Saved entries
....................
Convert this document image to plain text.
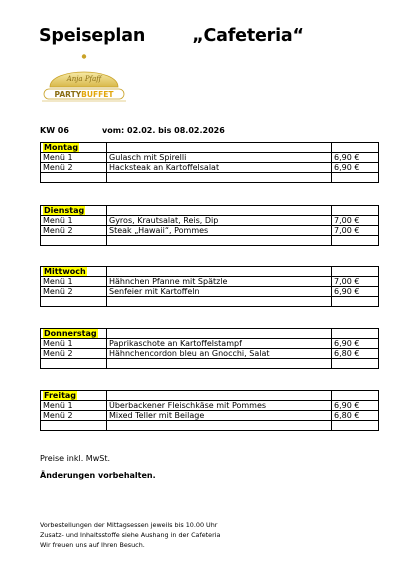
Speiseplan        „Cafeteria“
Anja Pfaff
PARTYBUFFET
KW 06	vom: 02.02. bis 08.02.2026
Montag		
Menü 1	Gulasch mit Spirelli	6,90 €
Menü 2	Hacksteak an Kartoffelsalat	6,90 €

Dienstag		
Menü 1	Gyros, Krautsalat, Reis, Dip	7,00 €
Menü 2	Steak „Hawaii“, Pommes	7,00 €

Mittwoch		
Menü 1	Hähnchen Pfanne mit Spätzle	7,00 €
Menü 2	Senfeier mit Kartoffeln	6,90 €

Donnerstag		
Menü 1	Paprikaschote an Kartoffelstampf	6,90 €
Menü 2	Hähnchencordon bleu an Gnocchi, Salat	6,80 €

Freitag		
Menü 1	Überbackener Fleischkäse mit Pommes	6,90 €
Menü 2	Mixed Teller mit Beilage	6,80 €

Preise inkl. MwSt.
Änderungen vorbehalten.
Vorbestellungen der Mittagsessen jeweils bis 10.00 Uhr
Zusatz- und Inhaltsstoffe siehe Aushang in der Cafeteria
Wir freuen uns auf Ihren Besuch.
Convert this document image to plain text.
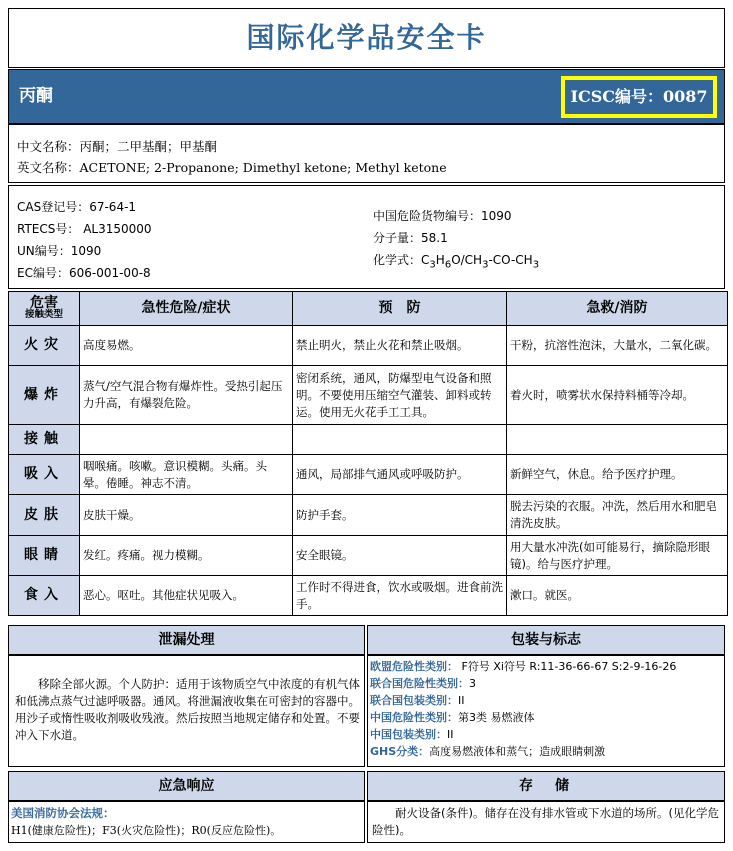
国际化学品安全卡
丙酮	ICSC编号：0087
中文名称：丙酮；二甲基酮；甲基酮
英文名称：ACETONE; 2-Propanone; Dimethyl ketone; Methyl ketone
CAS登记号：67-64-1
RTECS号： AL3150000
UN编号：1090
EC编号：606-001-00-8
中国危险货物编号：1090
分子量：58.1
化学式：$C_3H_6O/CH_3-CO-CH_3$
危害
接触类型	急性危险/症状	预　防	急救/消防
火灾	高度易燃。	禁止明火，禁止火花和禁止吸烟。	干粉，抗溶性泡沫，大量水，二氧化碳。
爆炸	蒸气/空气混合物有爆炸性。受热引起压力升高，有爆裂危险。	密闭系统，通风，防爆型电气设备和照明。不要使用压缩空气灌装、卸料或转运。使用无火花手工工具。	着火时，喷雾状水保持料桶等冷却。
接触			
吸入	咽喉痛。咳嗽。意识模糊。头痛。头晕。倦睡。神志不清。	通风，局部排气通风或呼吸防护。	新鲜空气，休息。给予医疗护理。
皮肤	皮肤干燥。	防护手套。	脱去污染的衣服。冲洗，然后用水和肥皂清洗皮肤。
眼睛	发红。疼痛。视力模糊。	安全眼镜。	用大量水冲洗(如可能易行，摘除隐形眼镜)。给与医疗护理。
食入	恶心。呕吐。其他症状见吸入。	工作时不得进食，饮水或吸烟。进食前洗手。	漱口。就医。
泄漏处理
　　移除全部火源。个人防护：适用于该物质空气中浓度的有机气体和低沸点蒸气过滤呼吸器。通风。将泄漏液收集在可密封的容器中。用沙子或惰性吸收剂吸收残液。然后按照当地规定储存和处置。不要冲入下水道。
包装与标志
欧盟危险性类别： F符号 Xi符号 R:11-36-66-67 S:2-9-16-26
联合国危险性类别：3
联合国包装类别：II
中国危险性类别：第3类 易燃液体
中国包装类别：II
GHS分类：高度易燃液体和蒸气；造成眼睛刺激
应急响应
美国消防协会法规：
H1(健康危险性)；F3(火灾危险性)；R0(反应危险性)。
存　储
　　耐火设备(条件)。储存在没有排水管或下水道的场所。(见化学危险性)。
....................
From the material above, count the lines that include "Pommes" and give only the total.

◆ Completed task: 2